Task: Each line in the listing below that contains "related" should be returned.

[[ Task inputs open ]]

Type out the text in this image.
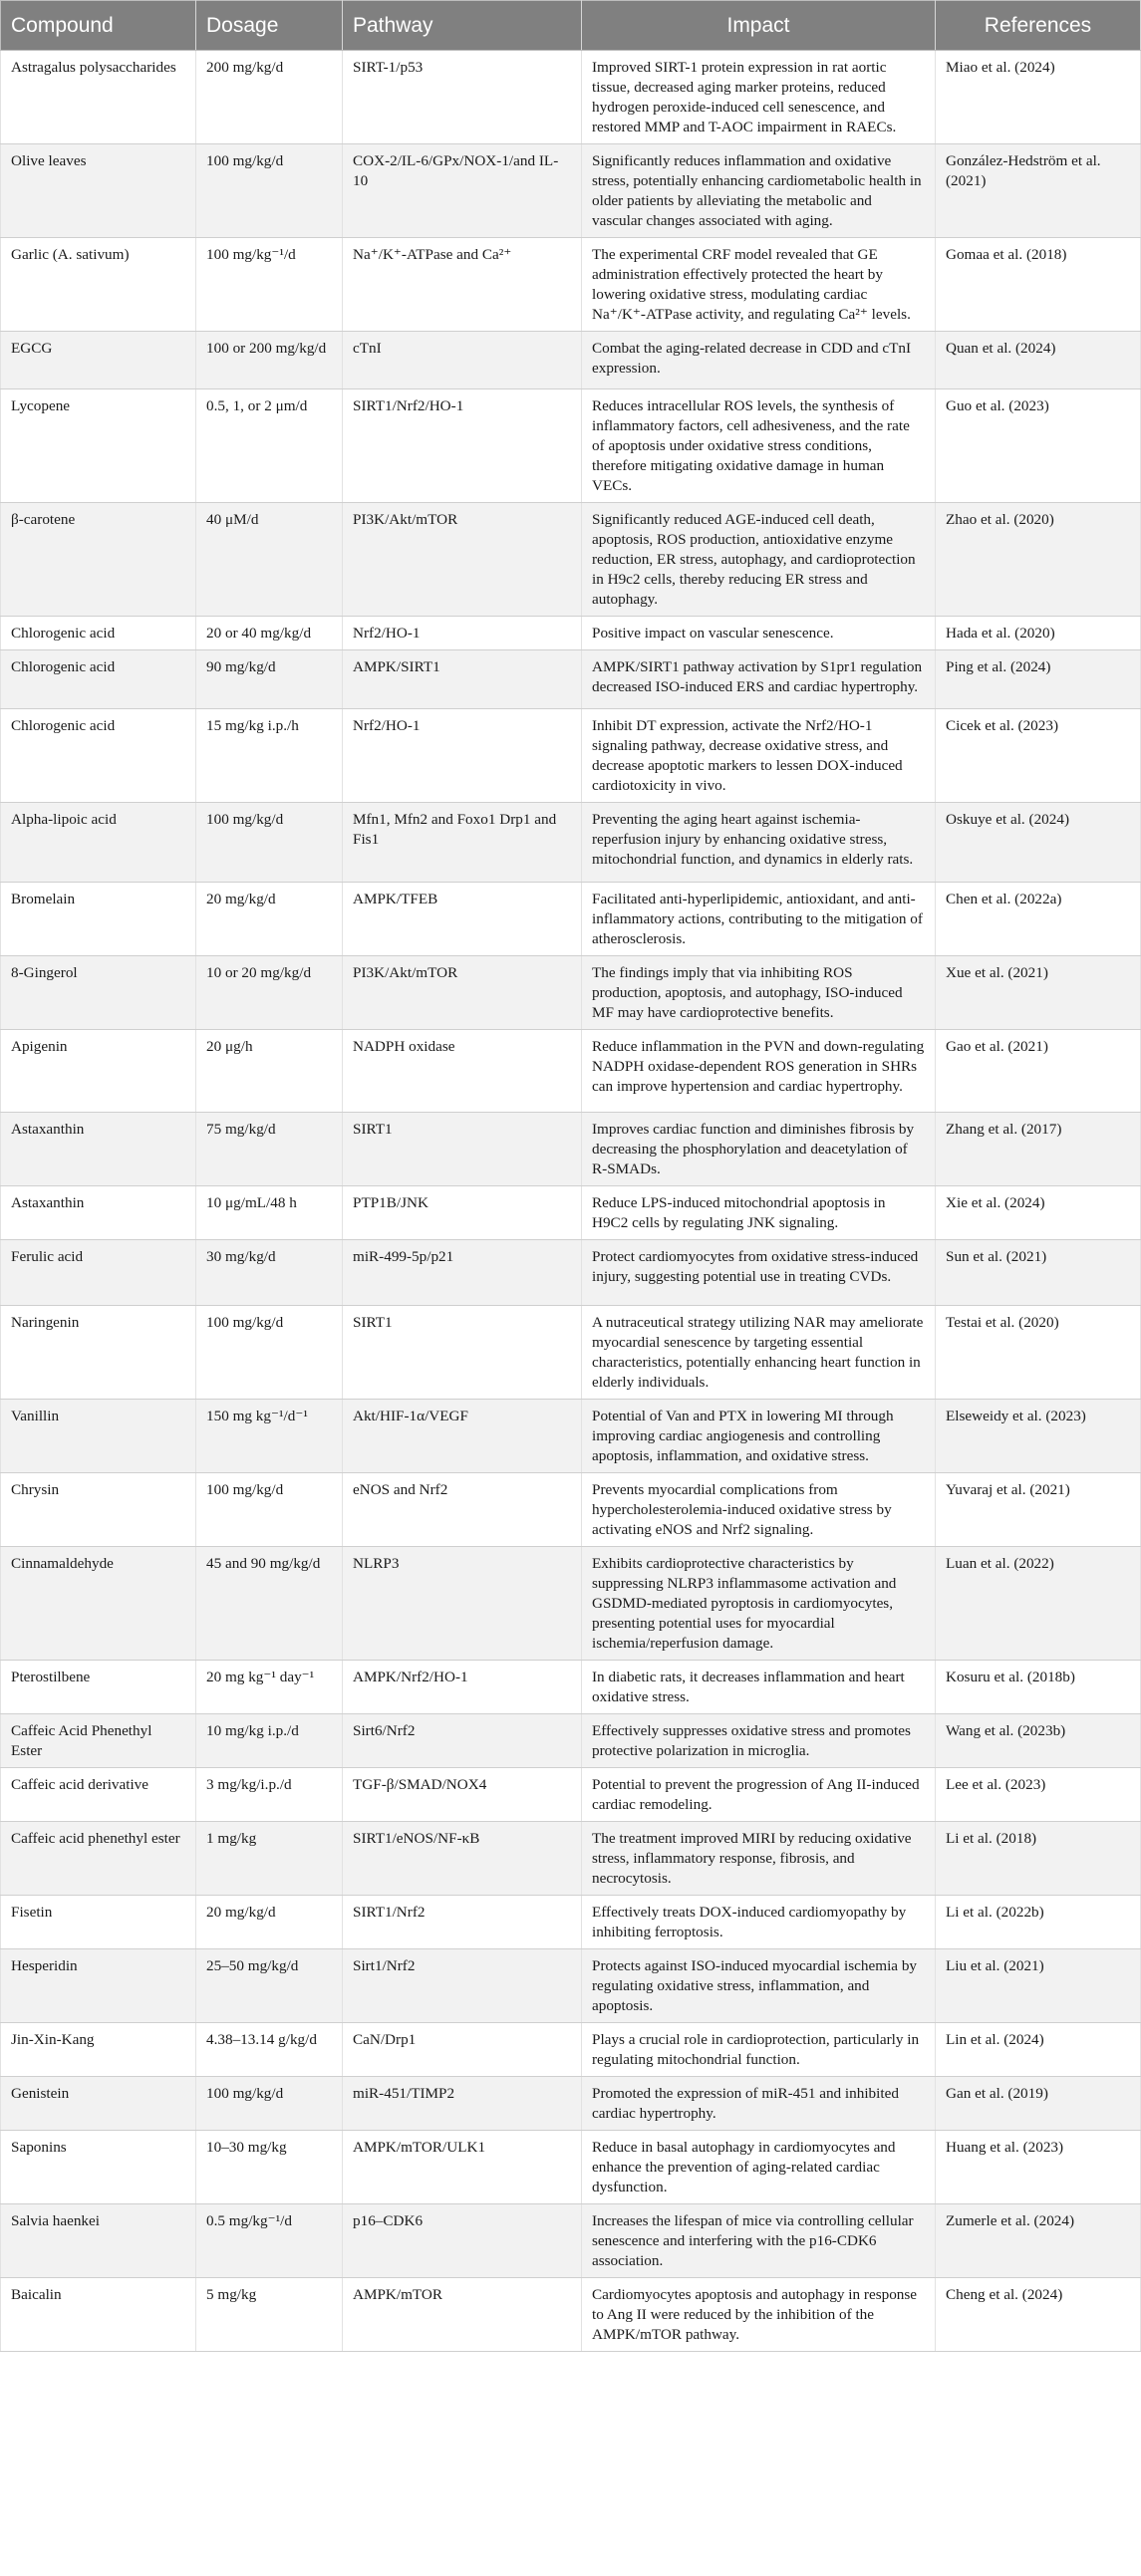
Compound	Dosage	Pathway	Impact	References
Astragalus polysaccharides	200 mg/kg/d	SIRT-1/p53	Improved SIRT-1 protein expression in rat aortic tissue, decreased aging marker proteins, reduced hydrogen peroxide-induced cell senescence, and restored MMP and T-AOC impairment in RAECs.	Miao et al. (2024)
Olive leaves	100 mg/kg/d	COX-2/IL-6/GPx/NOX-1/and IL-10	Significantly reduces inflammation and oxidative stress, potentially enhancing cardiometabolic health in older patients by alleviating the metabolic and vascular changes associated with aging.	González-Hedström et al. (2021)
Garlic (A. sativum)	100 mg/kg⁻¹/d	Na⁺/K⁺-ATPase and Ca²⁺	The experimental CRF model revealed that GE administration effectively protected the heart by lowering oxidative stress, modulating cardiac Na⁺/K⁺-ATPase activity, and regulating Ca²⁺ levels.	Gomaa et al. (2018)
EGCG	100 or 200 mg/kg/d	cTnI	Combat the aging-related decrease in CDD and cTnI expression.	Quan et al. (2024)
Lycopene	0.5, 1, or 2 μm/d	SIRT1/Nrf2/HO-1	Reduces intracellular ROS levels, the synthesis of inflammatory factors, cell adhesiveness, and the rate of apoptosis under oxidative stress conditions, therefore mitigating oxidative damage in human VECs.	Guo et al. (2023)
β-carotene	40 μM/d	PI3K/Akt/mTOR	Significantly reduced AGE-induced cell death, apoptosis, ROS production, antioxidative enzyme reduction, ER stress, autophagy, and cardioprotection in H9c2 cells, thereby reducing ER stress and autophagy.	Zhao et al. (2020)
Chlorogenic acid	20 or 40 mg/kg/d	Nrf2/HO-1	Positive impact on vascular senescence.	Hada et al. (2020)
Chlorogenic acid	90 mg/kg/d	AMPK/SIRT1	AMPK/SIRT1 pathway activation by S1pr1 regulation decreased ISO-induced ERS and cardiac hypertrophy.	Ping et al. (2024)
Chlorogenic acid	15 mg/kg i.p./h	Nrf2/HO-1	Inhibit DT expression, activate the Nrf2/HO-1 signaling pathway, decrease oxidative stress, and decrease apoptotic markers to lessen DOX-induced cardiotoxicity in vivo.	Cicek et al. (2023)
Alpha-lipoic acid	100 mg/kg/d	Mfn1, Mfn2 and Foxo1 Drp1 and Fis1	Preventing the aging heart against ischemia-reperfusion injury by enhancing oxidative stress, mitochondrial function, and dynamics in elderly rats.	Oskuye et al. (2024)
Bromelain	20 mg/kg/d	AMPK/TFEB	Facilitated anti-hyperlipidemic, antioxidant, and anti-inflammatory actions, contributing to the mitigation of atherosclerosis.	Chen et al. (2022a)
8-Gingerol	10 or 20 mg/kg/d	PI3K/Akt/mTOR	The findings imply that via inhibiting ROS production, apoptosis, and autophagy, ISO-induced MF may have cardioprotective benefits.	Xue et al. (2021)
Apigenin	20 μg/h	NADPH oxidase	Reduce inflammation in the PVN and down-regulating NADPH oxidase-dependent ROS generation in SHRs can improve hypertension and cardiac hypertrophy.	Gao et al. (2021)
Astaxanthin	75 mg/kg/d	SIRT1	Improves cardiac function and diminishes fibrosis by decreasing the phosphorylation and deacetylation of R-SMADs.	Zhang et al. (2017)
Astaxanthin	10 μg/mL/48 h	PTP1B/JNK	Reduce LPS-induced mitochondrial apoptosis in H9C2 cells by regulating JNK signaling.	Xie et al. (2024)
Ferulic acid	30 mg/kg/d	miR-499-5p/p21	Protect cardiomyocytes from oxidative stress-induced injury, suggesting potential use in treating CVDs.	Sun et al. (2021)
Naringenin	100 mg/kg/d	SIRT1	A nutraceutical strategy utilizing NAR may ameliorate myocardial senescence by targeting essential characteristics, potentially enhancing heart function in elderly individuals.	Testai et al. (2020)
Vanillin	150 mg kg⁻¹/d⁻¹	Akt/HIF-1α/VEGF	Potential of Van and PTX in lowering MI through improving cardiac angiogenesis and controlling apoptosis, inflammation, and oxidative stress.	Elseweidy et al. (2023)
Chrysin	100 mg/kg/d	eNOS and Nrf2	Prevents myocardial complications from hypercholesterolemia-induced oxidative stress by activating eNOS and Nrf2 signaling.	Yuvaraj et al. (2021)
Cinnamaldehyde	45 and 90 mg/kg/d	NLRP3	Exhibits cardioprotective characteristics by suppressing NLRP3 inflammasome activation and GSDMD-mediated pyroptosis in cardiomyocytes, presenting potential uses for myocardial ischemia/reperfusion damage.	Luan et al. (2022)
Pterostilbene	20 mg kg⁻¹ day⁻¹	AMPK/Nrf2/HO-1	In diabetic rats, it decreases inflammation and heart oxidative stress.	Kosuru et al. (2018b)
Caffeic Acid Phenethyl Ester	10 mg/kg i.p./d	Sirt6/Nrf2	Effectively suppresses oxidative stress and promotes protective polarization in microglia.	Wang et al. (2023b)
Caffeic acid derivative	3 mg/kg/i.p./d	TGF-β/SMAD/NOX4	Potential to prevent the progression of Ang II-induced cardiac remodeling.	Lee et al. (2023)
Caffeic acid phenethyl ester	1 mg/kg	SIRT1/eNOS/NF-κB	The treatment improved MIRI by reducing oxidative stress, inflammatory response, fibrosis, and necrocytosis.	Li et al. (2018)
Fisetin	20 mg/kg/d	SIRT1/Nrf2	Effectively treats DOX-induced cardiomyopathy by inhibiting ferroptosis.	Li et al. (2022b)
Hesperidin	25–50 mg/kg/d	Sirt1/Nrf2	Protects against ISO-induced myocardial ischemia by regulating oxidative stress, inflammation, and apoptosis.	Liu et al. (2021)
Jin-Xin-Kang	4.38–13.14 g/kg/d	CaN/Drp1	Plays a crucial role in cardioprotection, particularly in regulating mitochondrial function.	Lin et al. (2024)
Genistein	100 mg/kg/d	miR-451/TIMP2	Promoted the expression of miR-451 and inhibited cardiac hypertrophy.	Gan et al. (2019)
Saponins	10–30 mg/kg	AMPK/mTOR/ULK1	Reduce in basal autophagy in cardiomyocytes and enhance the prevention of aging-related cardiac dysfunction.	Huang et al. (2023)
Salvia haenkei	0.5 mg/kg⁻¹/d	p16–CDK6	Increases the lifespan of mice via controlling cellular senescence and interfering with the p16-CDK6 association.	Zumerle et al. (2024)
Baicalin	5 mg/kg	AMPK/mTOR	Cardiomyocytes apoptosis and autophagy in response to Ang II were reduced by the inhibition of the AMPK/mTOR pathway.	Cheng et al. (2024)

[[ Task inputs closed ]]

Response to the exercise:
EGCG	100 or 200 mg/kg/d	cTnI	Combat the aging-related decrease in CDD and cTnI expression.	Quan et al. (2024)
Saponins	10–30 mg/kg	AMPK/mTOR/ULK1	Reduce in basal autophagy in cardiomyocytes and enhance the prevention of aging-related cardiac dysfunction.	Huang et al. (2023)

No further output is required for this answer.